- **REQUIRED TASK**: Find each line in the following listing that has the string "Phoenix", then state the count and nothing else.

- **EXCERPTED RECORDS**:
::::::::

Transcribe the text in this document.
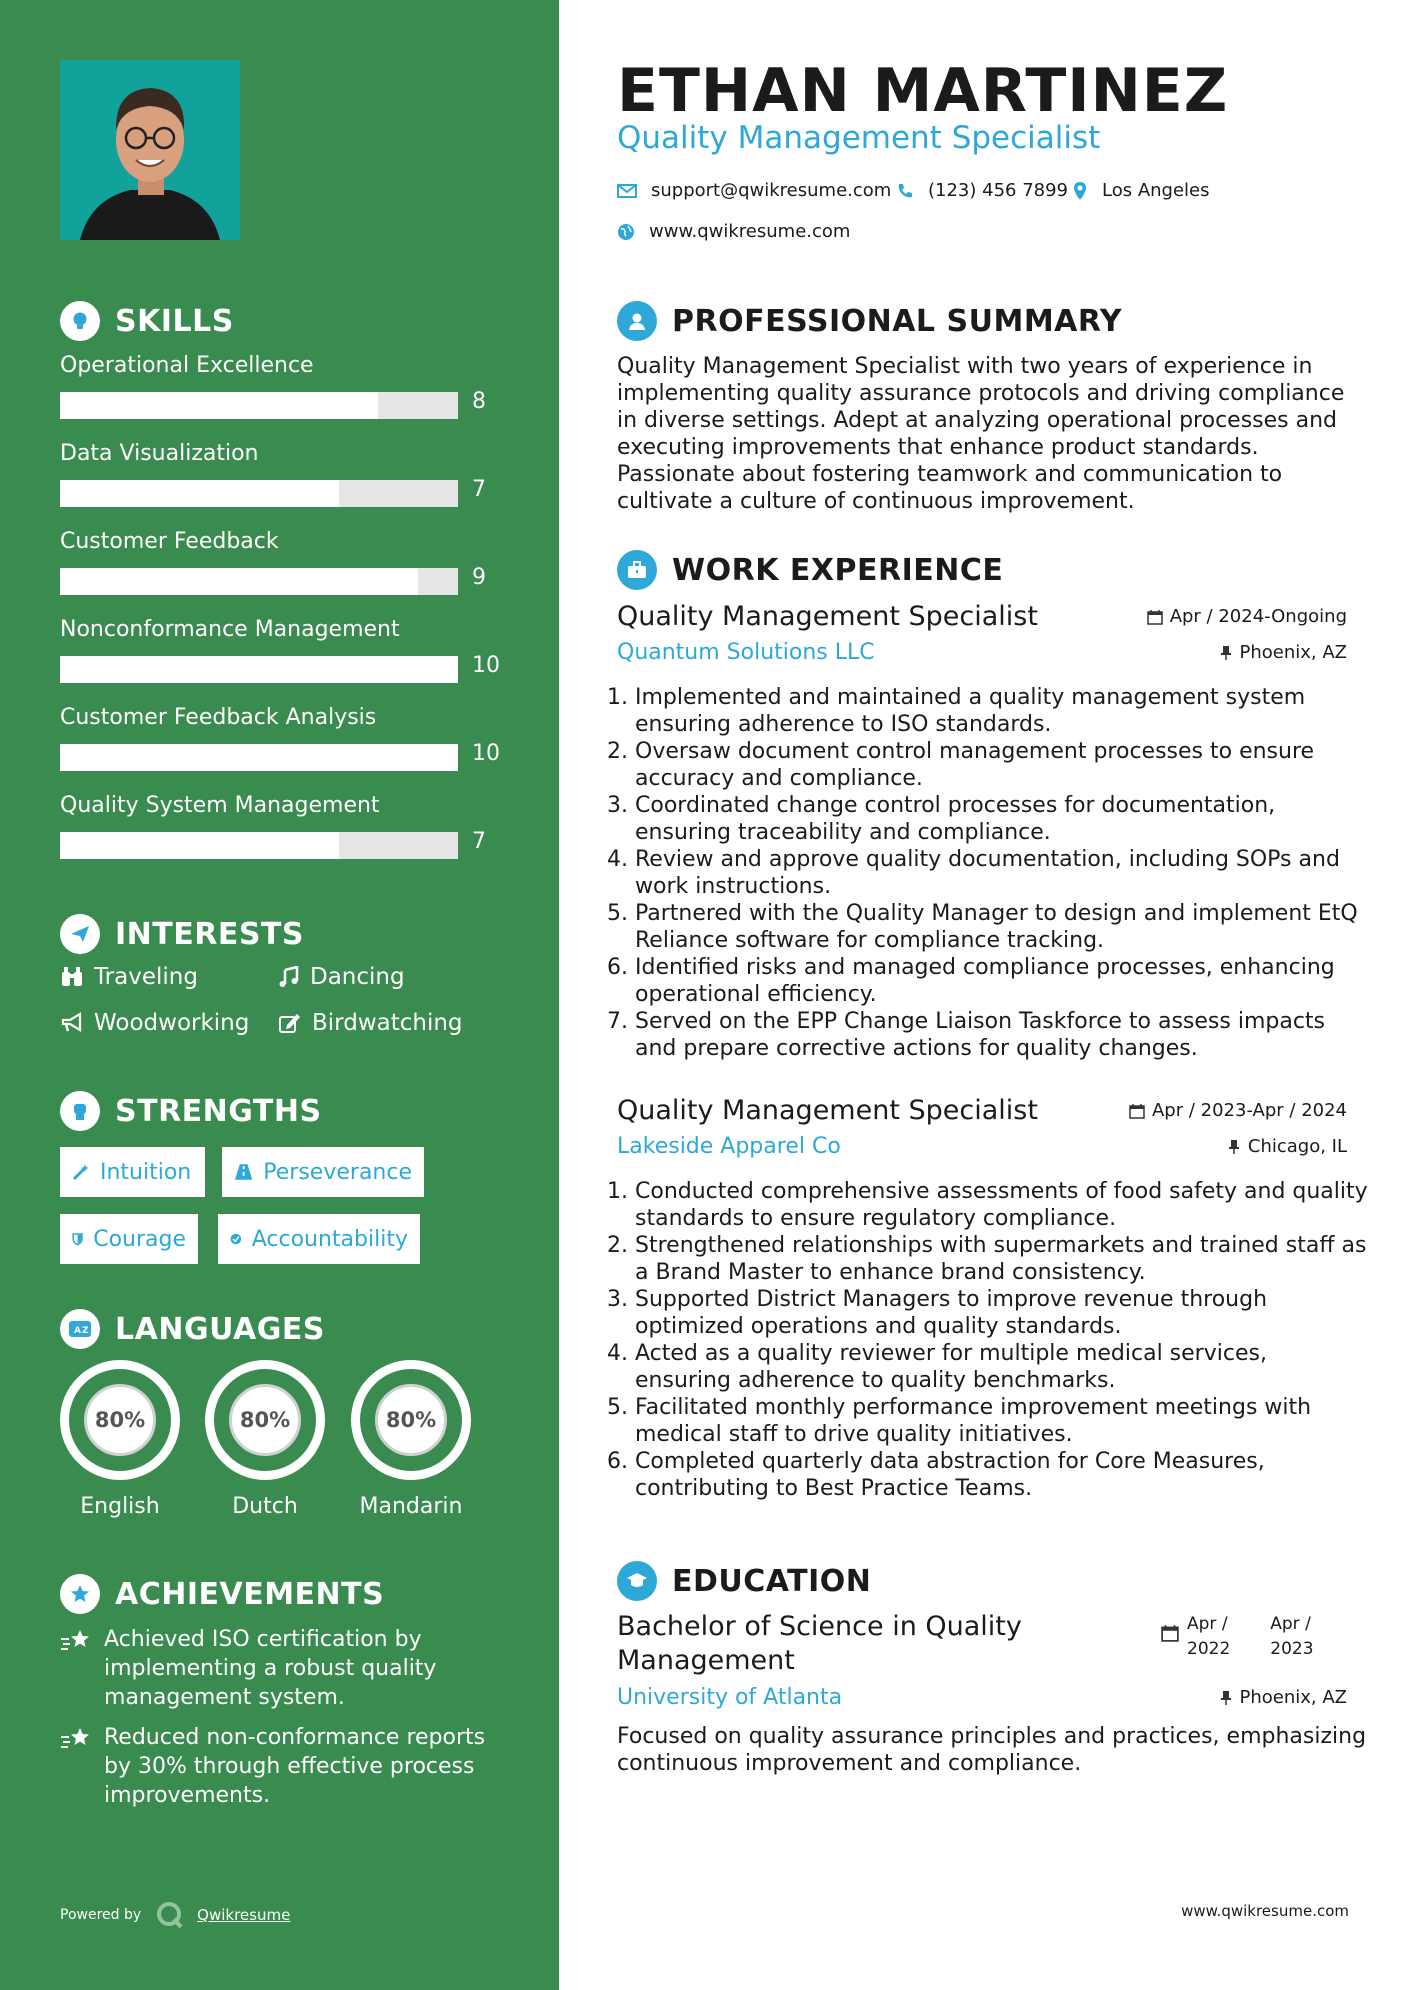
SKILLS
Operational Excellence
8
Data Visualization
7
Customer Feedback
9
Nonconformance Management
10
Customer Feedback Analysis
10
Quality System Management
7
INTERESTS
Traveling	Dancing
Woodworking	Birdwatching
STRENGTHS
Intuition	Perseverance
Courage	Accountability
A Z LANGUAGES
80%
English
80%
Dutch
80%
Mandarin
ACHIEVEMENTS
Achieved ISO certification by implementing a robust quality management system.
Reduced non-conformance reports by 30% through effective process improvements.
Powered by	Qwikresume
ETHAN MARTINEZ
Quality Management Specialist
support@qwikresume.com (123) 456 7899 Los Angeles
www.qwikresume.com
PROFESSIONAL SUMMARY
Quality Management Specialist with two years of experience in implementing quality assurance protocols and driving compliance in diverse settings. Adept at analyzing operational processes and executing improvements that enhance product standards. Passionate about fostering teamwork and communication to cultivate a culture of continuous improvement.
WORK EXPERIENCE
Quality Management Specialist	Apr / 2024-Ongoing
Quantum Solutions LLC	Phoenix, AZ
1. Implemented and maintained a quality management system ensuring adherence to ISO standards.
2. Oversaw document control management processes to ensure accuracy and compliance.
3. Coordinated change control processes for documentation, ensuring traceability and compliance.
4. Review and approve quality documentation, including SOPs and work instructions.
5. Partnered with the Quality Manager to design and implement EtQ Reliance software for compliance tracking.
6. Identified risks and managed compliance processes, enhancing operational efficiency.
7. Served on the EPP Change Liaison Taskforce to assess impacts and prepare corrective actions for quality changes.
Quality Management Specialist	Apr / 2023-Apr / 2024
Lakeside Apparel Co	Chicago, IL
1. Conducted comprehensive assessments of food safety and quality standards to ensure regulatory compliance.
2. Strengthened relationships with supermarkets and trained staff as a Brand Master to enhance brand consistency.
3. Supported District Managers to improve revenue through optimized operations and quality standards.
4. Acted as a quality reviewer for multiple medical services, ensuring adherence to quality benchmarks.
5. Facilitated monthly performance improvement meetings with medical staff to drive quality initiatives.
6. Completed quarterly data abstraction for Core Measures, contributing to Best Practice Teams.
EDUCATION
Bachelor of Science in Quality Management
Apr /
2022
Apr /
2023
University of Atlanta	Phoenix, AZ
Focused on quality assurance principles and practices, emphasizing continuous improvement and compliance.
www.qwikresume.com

::::::::

- **OUTPUT OF THE TASK**: 2